--- start PROVIDED RECORDS ---
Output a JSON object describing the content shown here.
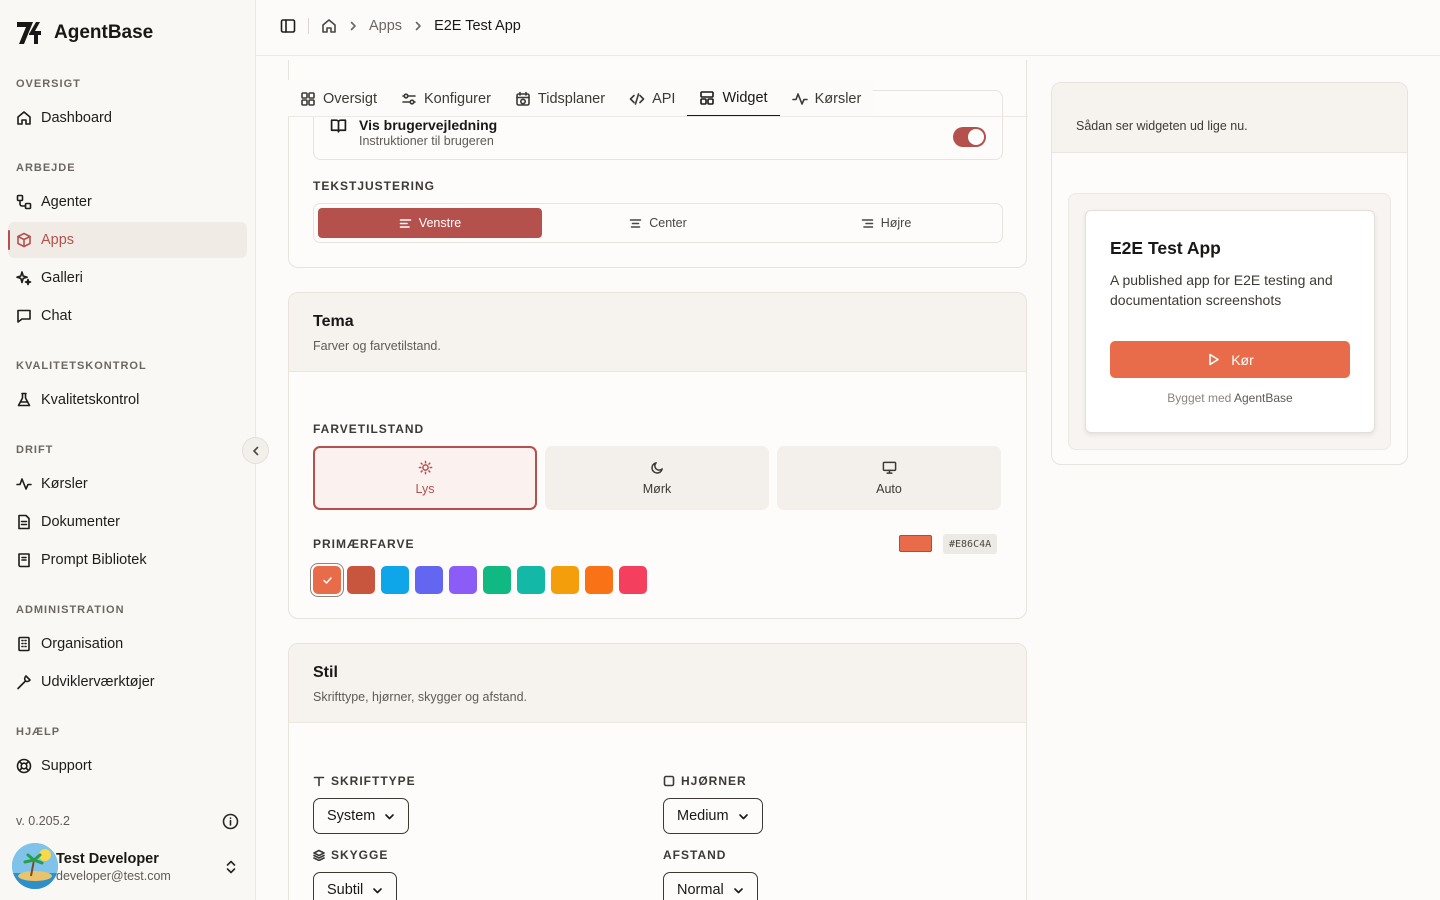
{
  "app": {
    "name": "AgentBase"
  },
  "sidebar": {
    "sections": [
      {
        "title": "OVERSIGT",
        "items": [
          {
            "label": "Dashboard",
            "icon": "home-icon"
          }
        ]
      },
      {
        "title": "ARBEJDE",
        "items": [
          {
            "label": "Agenter",
            "icon": "workflow-icon"
          },
          {
            "label": "Apps",
            "icon": "box-icon",
            "active": true
          },
          {
            "label": "Galleri",
            "icon": "sparkles-icon"
          },
          {
            "label": "Chat",
            "icon": "chat-icon"
          }
        ]
      },
      {
        "title": "KVALITETSKONTROL",
        "items": [
          {
            "label": "Kvalitetskontrol",
            "icon": "flask-icon"
          }
        ]
      },
      {
        "title": "DRIFT",
        "items": [
          {
            "label": "Kørsler",
            "icon": "activity-icon"
          },
          {
            "label": "Dokumenter",
            "icon": "document-icon"
          },
          {
            "label": "Prompt Bibliotek",
            "icon": "book-icon"
          }
        ]
      },
      {
        "title": "ADMINISTRATION",
        "items": [
          {
            "label": "Organisation",
            "icon": "building-icon"
          },
          {
            "label": "Udviklerværktøjer",
            "icon": "wrench-icon"
          }
        ]
      },
      {
        "title": "HJÆLP",
        "items": [
          {
            "label": "Support",
            "icon": "lifebuoy-icon"
          }
        ]
      }
    ],
    "version": "v. 0.205.2",
    "user": {
      "name": "Test Developer",
      "email": "developer@test.com"
    }
  },
  "header": {
    "breadcrumbs": [
      "Apps",
      "E2E Test App"
    ]
  },
  "tabs": [
    {
      "label": "Oversigt",
      "icon": "grid-icon"
    },
    {
      "label": "Konfigurer",
      "icon": "sliders-icon"
    },
    {
      "label": "Tidsplaner",
      "icon": "calendar-clock-icon"
    },
    {
      "label": "API",
      "icon": "code-icon"
    },
    {
      "label": "Widget",
      "icon": "layout-icon",
      "active": true
    },
    {
      "label": "Kørsler",
      "icon": "activity-icon"
    }
  ],
  "settings": {
    "guide": {
      "title": "Vis brugervejledning",
      "subtitle": "Instruktioner til brugeren",
      "enabled": true
    },
    "alignment": {
      "label": "TEKSTJUSTERING",
      "options": [
        "Venstre",
        "Center",
        "Højre"
      ],
      "selected": "Venstre"
    },
    "theme": {
      "title": "Tema",
      "subtitle": "Farver og farvetilstand.",
      "mode_label": "FARVETILSTAND",
      "modes": [
        "Lys",
        "Mørk",
        "Auto"
      ],
      "selected_mode": "Lys",
      "primary_label": "PRIMÆRFARVE",
      "primary_hex": "#E86C4A",
      "swatches": [
        "#E86C4A",
        "#C8553D",
        "#0EA5E9",
        "#6366F1",
        "#8B5CF6",
        "#10B981",
        "#14B8A6",
        "#F59E0B",
        "#F97316",
        "#F43F5E"
      ]
    },
    "style": {
      "title": "Stil",
      "subtitle": "Skrifttype, hjørner, skygger og afstand.",
      "font_label": "SKRIFTTYPE",
      "font_value": "System",
      "corners_label": "HJØRNER",
      "corners_value": "Medium",
      "shadow_label": "SKYGGE",
      "shadow_value": "Subtil",
      "spacing_label": "AFSTAND",
      "spacing_value": "Normal"
    }
  },
  "preview": {
    "subtitle": "Sådan ser widgeten ud lige nu.",
    "widget_title": "E2E Test App",
    "widget_desc": "A published app for E2E testing and documentation screenshots",
    "run_label": "Kør",
    "built_prefix": "Bygget med",
    "built_brand": "AgentBase"
  },
  "colors": {
    "accent": "#B4514D",
    "primary": "#E86C4A"
  }
}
--- end PROVIDED RECORDS ---
GIVEN PROBLEM:
Copy all the lines of data exactly as they appear, dropping any images.

OUTPUT BELOW:
Output a JSON object describing the content shown here.
{
  "app": {
    "name": "AgentBase"
  },
  "sidebar": {
    "sections": [
      {
        "title": "OVERSIGT",
        "items": [
          {
            "label": "Dashboard",
            "icon": "home-icon"
          }
        ]
      },
      {
        "title": "ARBEJDE",
        "items": [
          {
            "label": "Agenter",
            "icon": "workflow-icon"
          },
          {
            "label": "Apps",
            "icon": "box-icon",
            "active": true
          },
          {
            "label": "Galleri",
            "icon": "sparkles-icon"
          },
          {
            "label": "Chat",
            "icon": "chat-icon"
          }
        ]
      },
      {
        "title": "KVALITETSKONTROL",
        "items": [
          {
            "label": "Kvalitetskontrol",
            "icon": "flask-icon"
          }
        ]
      },
      {
        "title": "DRIFT",
        "items": [
          {
            "label": "Kørsler",
            "icon": "activity-icon"
          },
          {
            "label": "Dokumenter",
            "icon": "document-icon"
          },
          {
            "label": "Prompt Bibliotek",
            "icon": "book-icon"
          }
        ]
      },
      {
        "title": "ADMINISTRATION",
        "items": [
          {
            "label": "Organisation",
            "icon": "building-icon"
          },
          {
            "label": "Udviklerværktøjer",
            "icon": "wrench-icon"
          }
        ]
      },
      {
        "title": "HJÆLP",
        "items": [
          {
            "label": "Support",
            "icon": "lifebuoy-icon"
          }
        ]
      }
    ],
    "version": "v. 0.205.2",
    "user": {
      "name": "Test Developer",
      "email": "developer@test.com"
    }
  },
  "header": {
    "breadcrumbs": [
      "Apps",
      "E2E Test App"
    ]
  },
  "tabs": [
    {
      "label": "Oversigt",
      "icon": "grid-icon"
    },
    {
      "label": "Konfigurer",
      "icon": "sliders-icon"
    },
    {
      "label": "Tidsplaner",
      "icon": "calendar-clock-icon"
    },
    {
      "label": "API",
      "icon": "code-icon"
    },
    {
      "label": "Widget",
      "icon": "layout-icon",
      "active": true
    },
    {
      "label": "Kørsler",
      "icon": "activity-icon"
    }
  ],
  "settings": {
    "guide": {
      "title": "Vis brugervejledning",
      "subtitle": "Instruktioner til brugeren",
      "enabled": true
    },
    "alignment": {
      "label": "TEKSTJUSTERING",
      "options": [
        "Venstre",
        "Center",
        "Højre"
      ],
      "selected": "Venstre"
    },
    "theme": {
      "title": "Tema",
      "subtitle": "Farver og farvetilstand.",
      "mode_label": "FARVETILSTAND",
      "modes": [
        "Lys",
        "Mørk",
        "Auto"
      ],
      "selected_mode": "Lys",
      "primary_label": "PRIMÆRFARVE",
      "primary_hex": "#E86C4A",
      "swatches": [
        "#E86C4A",
        "#C8553D",
        "#0EA5E9",
        "#6366F1",
        "#8B5CF6",
        "#10B981",
        "#14B8A6",
        "#F59E0B",
        "#F97316",
        "#F43F5E"
      ]
    },
    "style": {
      "title": "Stil",
      "subtitle": "Skrifttype, hjørner, skygger og afstand.",
      "font_label": "SKRIFTTYPE",
      "font_value": "System",
      "corners_label": "HJØRNER",
      "corners_value": "Medium",
      "shadow_label": "SKYGGE",
      "shadow_value": "Subtil",
      "spacing_label": "AFSTAND",
      "spacing_value": "Normal"
    }
  },
  "preview": {
    "subtitle": "Sådan ser widgeten ud lige nu.",
    "widget_title": "E2E Test App",
    "widget_desc": "A published app for E2E testing and documentation screenshots",
    "run_label": "Kør",
    "built_prefix": "Bygget med",
    "built_brand": "AgentBase"
  },
  "colors": {
    "accent": "#B4514D",
    "primary": "#E86C4A"
  }
}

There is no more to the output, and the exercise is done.